Goal: All entries should be output exactly as they stand.

Data in this exercise:
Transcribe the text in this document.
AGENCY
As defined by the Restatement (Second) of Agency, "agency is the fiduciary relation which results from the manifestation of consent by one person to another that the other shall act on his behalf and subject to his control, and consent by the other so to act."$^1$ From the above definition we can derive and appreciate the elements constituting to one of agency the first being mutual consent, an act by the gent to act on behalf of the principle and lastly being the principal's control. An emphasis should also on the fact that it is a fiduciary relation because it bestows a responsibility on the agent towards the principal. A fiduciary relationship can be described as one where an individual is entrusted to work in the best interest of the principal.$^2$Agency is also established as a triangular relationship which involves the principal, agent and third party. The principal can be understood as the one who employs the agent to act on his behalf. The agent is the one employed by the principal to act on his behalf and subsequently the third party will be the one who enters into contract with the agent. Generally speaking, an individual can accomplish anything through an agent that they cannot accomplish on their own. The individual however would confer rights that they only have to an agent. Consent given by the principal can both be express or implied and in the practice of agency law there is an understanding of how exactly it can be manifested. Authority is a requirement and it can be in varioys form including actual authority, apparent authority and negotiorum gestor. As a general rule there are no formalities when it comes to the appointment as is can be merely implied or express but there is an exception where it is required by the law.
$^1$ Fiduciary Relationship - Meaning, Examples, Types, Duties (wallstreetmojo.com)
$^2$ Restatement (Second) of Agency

Task solution:
Transcribe the text in this document.
AGENCY
As defined by the Restatement (Second) of Agency, "agency is the fiduciary relation which results from the manifestation of consent by one person to another that the other shall act on his behalf and subject to his control, and consent by the other so to act."$^1$ From the above definition we can derive and appreciate the elements constituting to one of agency the first being mutual consent, an act by the gent to act on behalf of the principle and lastly being the principal's control. An emphasis should also on the fact that it is a fiduciary relation because it bestows a responsibility on the agent towards the principal. A fiduciary relationship can be described as one where an individual is entrusted to work in the best interest of the principal.$^2$Agency is also established as a triangular relationship which involves the principal, agent and third party. The principal can be understood as the one who employs the agent to act on his behalf. The agent is the one employed by the principal to act on his behalf and subsequently the third party will be the one who enters into contract with the agent. Generally speaking, an individual can accomplish anything through an agent that they cannot accomplish on their own. The individual however would confer rights that they only have to an agent. Consent given by the principal can both be express or implied and in the practice of agency law there is an understanding of how exactly it can be manifested. Authority is a requirement and it can be in varioys form including actual authority, apparent authority and negotiorum gestor. As a general rule there are no formalities when it comes to the appointment as is can be merely implied or express but there is an exception where it is required by the law.
$^1$ Fiduciary Relationship - Meaning, Examples, Types, Duties (wallstreetmojo.com)
$^2$ Restatement (Second) of Agency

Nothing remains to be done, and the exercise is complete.